EXERCISE PROMPT:
Pick out the lines below that contain the string "date" and copy them all.
==*==
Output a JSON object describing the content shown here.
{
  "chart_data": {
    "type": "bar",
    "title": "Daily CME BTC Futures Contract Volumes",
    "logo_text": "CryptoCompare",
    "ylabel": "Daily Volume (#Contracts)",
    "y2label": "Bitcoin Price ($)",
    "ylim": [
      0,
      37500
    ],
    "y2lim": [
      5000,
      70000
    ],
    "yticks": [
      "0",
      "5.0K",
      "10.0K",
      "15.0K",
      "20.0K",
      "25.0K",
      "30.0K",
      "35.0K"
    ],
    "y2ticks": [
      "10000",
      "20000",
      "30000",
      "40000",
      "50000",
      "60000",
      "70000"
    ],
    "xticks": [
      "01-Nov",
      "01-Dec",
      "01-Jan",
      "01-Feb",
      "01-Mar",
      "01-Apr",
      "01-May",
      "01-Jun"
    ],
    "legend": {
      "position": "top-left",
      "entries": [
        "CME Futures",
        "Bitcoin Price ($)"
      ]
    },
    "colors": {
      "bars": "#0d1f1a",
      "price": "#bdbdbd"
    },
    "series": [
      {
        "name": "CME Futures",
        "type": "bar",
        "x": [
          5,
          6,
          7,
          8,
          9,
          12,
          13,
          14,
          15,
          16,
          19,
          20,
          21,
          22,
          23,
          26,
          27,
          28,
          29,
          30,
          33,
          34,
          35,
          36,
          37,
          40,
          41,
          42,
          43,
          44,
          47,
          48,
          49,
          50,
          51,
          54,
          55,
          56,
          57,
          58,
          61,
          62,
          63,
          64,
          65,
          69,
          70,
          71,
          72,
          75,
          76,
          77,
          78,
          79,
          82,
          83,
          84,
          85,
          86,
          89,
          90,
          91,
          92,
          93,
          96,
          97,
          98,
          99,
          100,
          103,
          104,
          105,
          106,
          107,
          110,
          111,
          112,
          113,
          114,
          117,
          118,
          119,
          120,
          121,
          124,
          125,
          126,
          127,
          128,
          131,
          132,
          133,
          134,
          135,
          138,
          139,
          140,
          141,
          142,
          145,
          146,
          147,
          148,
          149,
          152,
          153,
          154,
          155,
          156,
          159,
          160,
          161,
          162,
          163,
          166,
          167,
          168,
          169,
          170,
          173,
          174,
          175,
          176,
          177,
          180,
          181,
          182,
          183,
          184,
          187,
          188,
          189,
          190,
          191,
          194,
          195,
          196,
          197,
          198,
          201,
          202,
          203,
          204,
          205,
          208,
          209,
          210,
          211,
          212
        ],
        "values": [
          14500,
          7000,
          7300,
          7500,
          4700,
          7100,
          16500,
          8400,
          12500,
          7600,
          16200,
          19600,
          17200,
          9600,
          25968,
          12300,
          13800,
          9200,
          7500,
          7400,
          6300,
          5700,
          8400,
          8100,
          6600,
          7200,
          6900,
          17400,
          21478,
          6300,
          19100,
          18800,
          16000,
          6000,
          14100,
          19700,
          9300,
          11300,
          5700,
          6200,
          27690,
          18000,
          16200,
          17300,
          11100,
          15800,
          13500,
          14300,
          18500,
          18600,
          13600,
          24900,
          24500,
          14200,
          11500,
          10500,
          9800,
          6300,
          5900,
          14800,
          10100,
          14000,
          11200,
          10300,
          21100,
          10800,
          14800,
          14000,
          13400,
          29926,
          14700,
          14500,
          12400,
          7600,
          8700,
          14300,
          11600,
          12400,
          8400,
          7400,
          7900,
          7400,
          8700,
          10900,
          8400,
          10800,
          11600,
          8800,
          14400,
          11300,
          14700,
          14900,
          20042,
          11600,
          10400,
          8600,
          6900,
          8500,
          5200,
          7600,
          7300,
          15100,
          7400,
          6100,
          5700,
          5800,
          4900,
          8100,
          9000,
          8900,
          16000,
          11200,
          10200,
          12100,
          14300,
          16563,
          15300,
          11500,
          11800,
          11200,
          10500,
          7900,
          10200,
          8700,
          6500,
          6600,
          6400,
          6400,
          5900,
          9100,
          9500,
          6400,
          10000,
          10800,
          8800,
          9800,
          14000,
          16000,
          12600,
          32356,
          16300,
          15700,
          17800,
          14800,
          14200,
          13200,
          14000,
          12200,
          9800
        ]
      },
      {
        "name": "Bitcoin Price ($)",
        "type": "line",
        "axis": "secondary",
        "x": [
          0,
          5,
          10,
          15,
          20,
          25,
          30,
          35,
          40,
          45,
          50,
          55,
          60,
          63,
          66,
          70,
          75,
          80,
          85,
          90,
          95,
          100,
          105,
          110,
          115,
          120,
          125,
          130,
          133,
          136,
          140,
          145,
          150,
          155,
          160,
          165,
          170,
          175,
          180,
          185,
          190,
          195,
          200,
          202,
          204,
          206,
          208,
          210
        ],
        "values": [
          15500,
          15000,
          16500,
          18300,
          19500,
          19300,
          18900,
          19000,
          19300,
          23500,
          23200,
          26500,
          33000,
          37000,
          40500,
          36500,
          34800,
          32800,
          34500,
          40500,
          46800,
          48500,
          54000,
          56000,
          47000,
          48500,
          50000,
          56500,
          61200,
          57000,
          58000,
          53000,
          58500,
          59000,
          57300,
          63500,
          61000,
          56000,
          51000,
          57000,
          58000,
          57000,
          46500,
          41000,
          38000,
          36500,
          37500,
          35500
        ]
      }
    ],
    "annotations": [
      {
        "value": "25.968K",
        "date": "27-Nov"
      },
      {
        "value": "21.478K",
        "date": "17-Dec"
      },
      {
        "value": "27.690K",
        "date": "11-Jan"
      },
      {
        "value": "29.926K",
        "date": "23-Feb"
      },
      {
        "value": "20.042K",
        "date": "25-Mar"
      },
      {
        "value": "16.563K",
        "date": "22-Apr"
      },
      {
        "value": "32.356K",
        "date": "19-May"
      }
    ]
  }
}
==*==
REPLY:
        "date": "27-Nov"
        "date": "17-Dec"
        "date": "11-Jan"
        "date": "23-Feb"
        "date": "25-Mar"
        "date": "22-Apr"
        "date": "19-May"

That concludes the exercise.